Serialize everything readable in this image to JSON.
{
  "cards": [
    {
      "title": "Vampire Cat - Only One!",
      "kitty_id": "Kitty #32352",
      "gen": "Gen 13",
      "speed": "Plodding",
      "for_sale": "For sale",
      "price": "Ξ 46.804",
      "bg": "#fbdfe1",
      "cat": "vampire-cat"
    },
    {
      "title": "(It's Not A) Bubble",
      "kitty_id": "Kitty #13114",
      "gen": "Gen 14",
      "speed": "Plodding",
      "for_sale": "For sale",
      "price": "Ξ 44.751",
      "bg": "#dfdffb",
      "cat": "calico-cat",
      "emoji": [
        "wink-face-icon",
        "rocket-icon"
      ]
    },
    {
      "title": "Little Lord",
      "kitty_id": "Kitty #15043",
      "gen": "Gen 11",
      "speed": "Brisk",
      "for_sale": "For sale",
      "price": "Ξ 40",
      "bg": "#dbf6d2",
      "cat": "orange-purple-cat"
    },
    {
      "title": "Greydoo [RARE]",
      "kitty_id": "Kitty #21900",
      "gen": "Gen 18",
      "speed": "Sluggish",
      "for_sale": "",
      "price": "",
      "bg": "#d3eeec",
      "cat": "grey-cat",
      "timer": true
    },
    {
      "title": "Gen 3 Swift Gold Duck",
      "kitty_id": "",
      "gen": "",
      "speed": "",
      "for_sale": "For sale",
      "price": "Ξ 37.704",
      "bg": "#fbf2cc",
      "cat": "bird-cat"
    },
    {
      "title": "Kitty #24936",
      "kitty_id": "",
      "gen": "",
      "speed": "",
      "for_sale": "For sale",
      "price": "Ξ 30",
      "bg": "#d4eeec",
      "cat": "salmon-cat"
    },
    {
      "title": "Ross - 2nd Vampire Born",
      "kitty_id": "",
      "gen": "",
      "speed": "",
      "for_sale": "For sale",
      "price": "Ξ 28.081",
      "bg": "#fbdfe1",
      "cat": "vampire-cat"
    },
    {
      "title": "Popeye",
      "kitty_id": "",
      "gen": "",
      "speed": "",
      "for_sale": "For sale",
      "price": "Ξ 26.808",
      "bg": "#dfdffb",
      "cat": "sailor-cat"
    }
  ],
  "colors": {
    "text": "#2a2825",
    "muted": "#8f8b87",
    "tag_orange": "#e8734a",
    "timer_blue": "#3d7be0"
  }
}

----

Quote all of the entries exactly as they appear.

Serialize everything readable in this image to JSON.
{
  "cards": [
    {
      "title": "Vampire Cat - Only One!",
      "kitty_id": "Kitty #32352",
      "gen": "Gen 13",
      "speed": "Plodding",
      "for_sale": "For sale",
      "price": "Ξ 46.804",
      "bg": "#fbdfe1",
      "cat": "vampire-cat"
    },
    {
      "title": "(It's Not A) Bubble",
      "kitty_id": "Kitty #13114",
      "gen": "Gen 14",
      "speed": "Plodding",
      "for_sale": "For sale",
      "price": "Ξ 44.751",
      "bg": "#dfdffb",
      "cat": "calico-cat",
      "emoji": [
        "wink-face-icon",
        "rocket-icon"
      ]
    },
    {
      "title": "Little Lord",
      "kitty_id": "Kitty #15043",
      "gen": "Gen 11",
      "speed": "Brisk",
      "for_sale": "For sale",
      "price": "Ξ 40",
      "bg": "#dbf6d2",
      "cat": "orange-purple-cat"
    },
    {
      "title": "Greydoo [RARE]",
      "kitty_id": "Kitty #21900",
      "gen": "Gen 18",
      "speed": "Sluggish",
      "for_sale": "",
      "price": "",
      "bg": "#d3eeec",
      "cat": "grey-cat",
      "timer": true
    },
    {
      "title": "Gen 3 Swift Gold Duck",
      "kitty_id": "",
      "gen": "",
      "speed": "",
      "for_sale": "For sale",
      "price": "Ξ 37.704",
      "bg": "#fbf2cc",
      "cat": "bird-cat"
    },
    {
      "title": "Kitty #24936",
      "kitty_id": "",
      "gen": "",
      "speed": "",
      "for_sale": "For sale",
      "price": "Ξ 30",
      "bg": "#d4eeec",
      "cat": "salmon-cat"
    },
    {
      "title": "Ross - 2nd Vampire Born",
      "kitty_id": "",
      "gen": "",
      "speed": "",
      "for_sale": "For sale",
      "price": "Ξ 28.081",
      "bg": "#fbdfe1",
      "cat": "vampire-cat"
    },
    {
      "title": "Popeye",
      "kitty_id": "",
      "gen": "",
      "speed": "",
      "for_sale": "For sale",
      "price": "Ξ 26.808",
      "bg": "#dfdffb",
      "cat": "sailor-cat"
    }
  ],
  "colors": {
    "text": "#2a2825",
    "muted": "#8f8b87",
    "tag_orange": "#e8734a",
    "timer_blue": "#3d7be0"
  }
}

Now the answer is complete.